'''
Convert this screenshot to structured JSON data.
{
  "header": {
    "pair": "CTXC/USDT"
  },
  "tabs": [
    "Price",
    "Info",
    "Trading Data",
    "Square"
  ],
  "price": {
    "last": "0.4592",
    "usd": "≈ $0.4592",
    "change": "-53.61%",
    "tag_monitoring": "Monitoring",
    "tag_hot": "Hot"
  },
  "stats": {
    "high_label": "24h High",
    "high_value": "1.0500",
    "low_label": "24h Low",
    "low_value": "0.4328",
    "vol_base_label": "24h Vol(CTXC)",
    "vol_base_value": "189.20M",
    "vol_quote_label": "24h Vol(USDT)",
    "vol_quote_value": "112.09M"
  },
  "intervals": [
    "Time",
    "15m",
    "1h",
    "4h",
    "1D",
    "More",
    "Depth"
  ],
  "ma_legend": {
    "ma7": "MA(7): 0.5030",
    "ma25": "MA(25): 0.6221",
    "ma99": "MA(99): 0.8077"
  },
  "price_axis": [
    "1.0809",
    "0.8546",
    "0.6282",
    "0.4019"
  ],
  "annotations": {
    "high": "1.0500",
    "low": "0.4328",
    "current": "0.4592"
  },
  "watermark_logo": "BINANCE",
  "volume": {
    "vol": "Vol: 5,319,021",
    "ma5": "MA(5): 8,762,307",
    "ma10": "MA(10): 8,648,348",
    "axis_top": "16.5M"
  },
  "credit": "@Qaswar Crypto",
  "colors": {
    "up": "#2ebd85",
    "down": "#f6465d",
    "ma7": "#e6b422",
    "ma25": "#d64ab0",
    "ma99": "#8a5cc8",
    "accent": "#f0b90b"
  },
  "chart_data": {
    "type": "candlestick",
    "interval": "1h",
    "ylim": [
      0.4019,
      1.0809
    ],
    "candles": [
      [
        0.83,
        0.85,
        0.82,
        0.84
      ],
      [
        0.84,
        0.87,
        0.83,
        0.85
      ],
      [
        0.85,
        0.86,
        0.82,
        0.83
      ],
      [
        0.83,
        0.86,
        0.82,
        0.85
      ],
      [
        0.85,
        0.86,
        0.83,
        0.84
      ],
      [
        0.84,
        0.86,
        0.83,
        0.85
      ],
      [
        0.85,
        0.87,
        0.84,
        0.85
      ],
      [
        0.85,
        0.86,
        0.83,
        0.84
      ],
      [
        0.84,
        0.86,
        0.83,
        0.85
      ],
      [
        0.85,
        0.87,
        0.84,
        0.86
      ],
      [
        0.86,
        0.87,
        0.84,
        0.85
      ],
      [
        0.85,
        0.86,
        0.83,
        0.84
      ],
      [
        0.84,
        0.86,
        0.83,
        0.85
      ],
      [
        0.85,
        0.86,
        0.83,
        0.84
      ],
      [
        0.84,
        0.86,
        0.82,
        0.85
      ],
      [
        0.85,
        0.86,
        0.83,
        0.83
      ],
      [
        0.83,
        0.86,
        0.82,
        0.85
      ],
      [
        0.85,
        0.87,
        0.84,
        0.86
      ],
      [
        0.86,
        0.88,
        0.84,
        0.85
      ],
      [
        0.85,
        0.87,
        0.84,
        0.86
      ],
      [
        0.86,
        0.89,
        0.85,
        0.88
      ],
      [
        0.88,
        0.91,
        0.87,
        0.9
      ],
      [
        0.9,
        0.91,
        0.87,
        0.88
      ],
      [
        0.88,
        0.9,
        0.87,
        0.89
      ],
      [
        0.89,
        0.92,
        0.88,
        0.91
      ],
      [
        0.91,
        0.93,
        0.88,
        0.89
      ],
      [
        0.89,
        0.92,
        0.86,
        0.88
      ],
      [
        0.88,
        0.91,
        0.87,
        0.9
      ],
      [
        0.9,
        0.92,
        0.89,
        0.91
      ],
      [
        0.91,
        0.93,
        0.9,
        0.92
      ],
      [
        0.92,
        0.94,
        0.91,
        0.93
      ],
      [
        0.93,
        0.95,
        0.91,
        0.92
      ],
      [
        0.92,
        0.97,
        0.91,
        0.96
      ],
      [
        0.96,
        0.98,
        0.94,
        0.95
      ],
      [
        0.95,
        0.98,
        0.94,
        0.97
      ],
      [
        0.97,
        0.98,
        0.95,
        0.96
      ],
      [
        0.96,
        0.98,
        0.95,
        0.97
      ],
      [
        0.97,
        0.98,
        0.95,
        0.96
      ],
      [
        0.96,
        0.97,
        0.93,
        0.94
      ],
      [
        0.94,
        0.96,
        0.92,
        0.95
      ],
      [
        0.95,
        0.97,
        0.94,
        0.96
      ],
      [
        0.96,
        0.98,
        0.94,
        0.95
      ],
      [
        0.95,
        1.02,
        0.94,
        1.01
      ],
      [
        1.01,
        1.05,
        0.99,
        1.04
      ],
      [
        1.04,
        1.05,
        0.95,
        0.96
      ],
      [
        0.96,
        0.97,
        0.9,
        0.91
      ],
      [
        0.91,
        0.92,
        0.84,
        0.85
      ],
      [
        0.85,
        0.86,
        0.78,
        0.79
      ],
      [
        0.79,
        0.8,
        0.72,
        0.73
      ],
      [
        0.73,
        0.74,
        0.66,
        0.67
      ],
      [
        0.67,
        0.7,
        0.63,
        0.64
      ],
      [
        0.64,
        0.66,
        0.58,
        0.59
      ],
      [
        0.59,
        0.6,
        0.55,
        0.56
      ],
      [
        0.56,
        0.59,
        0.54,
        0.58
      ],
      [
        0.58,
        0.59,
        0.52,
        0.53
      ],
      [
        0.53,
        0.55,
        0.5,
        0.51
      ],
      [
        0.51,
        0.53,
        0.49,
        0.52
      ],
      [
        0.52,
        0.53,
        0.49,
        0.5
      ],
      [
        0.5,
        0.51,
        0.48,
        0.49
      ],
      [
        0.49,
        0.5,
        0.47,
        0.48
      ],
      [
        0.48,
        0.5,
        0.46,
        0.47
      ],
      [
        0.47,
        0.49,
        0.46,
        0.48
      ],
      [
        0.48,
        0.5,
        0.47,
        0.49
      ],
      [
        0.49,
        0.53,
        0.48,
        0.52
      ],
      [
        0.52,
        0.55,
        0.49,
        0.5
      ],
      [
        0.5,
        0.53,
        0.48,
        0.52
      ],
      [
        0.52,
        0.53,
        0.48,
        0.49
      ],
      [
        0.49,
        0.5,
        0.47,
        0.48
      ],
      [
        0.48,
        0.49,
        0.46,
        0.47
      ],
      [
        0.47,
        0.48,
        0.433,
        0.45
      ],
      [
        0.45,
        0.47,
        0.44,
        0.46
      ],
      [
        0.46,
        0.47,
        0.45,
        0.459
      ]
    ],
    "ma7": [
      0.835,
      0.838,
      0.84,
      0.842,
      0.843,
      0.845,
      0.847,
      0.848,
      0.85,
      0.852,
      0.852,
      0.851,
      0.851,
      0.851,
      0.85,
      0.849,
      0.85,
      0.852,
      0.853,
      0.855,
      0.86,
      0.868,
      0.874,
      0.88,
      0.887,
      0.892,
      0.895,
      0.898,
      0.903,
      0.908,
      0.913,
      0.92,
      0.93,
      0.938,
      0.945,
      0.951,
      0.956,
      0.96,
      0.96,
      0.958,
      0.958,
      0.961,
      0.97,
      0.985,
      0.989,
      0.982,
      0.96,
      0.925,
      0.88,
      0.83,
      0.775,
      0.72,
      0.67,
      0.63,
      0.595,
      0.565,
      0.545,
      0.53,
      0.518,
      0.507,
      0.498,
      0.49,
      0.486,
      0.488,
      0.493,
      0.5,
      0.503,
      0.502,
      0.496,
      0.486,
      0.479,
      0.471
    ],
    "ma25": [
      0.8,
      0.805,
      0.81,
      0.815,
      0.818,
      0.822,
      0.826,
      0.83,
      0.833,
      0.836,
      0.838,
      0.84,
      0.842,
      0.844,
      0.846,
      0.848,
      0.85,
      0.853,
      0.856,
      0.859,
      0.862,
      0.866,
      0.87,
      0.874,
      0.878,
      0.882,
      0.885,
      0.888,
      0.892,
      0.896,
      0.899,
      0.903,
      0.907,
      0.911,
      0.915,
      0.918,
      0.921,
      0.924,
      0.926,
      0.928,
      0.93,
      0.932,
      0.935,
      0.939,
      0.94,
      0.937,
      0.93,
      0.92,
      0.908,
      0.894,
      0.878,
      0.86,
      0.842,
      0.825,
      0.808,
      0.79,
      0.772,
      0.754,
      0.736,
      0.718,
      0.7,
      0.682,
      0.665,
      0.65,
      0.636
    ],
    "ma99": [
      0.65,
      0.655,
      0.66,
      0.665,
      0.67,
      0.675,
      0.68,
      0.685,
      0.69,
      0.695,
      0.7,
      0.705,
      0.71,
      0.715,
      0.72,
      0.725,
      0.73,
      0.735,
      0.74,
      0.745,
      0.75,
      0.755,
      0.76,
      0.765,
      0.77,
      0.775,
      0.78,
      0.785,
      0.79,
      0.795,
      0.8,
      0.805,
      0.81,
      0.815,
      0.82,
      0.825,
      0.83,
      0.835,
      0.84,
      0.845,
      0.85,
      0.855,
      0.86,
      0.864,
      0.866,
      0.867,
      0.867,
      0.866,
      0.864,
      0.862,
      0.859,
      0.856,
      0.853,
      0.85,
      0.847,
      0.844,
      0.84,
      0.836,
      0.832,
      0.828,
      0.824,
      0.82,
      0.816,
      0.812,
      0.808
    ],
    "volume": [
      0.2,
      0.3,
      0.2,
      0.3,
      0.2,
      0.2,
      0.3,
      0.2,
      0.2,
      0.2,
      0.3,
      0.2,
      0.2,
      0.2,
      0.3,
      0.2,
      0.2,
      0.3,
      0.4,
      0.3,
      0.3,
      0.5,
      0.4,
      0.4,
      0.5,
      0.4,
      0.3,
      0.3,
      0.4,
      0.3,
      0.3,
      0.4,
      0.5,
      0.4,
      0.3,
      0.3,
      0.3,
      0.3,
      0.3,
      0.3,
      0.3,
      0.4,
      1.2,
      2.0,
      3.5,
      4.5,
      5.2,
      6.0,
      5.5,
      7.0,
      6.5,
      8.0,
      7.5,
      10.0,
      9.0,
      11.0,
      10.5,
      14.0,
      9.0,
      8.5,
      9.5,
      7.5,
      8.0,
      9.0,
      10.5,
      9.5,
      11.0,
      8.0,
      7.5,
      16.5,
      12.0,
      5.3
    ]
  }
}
'''
REQUIRED WORK> State how many lines of the material contain the string "USDT", with no other words.

EXERCISE RESPONSE> 2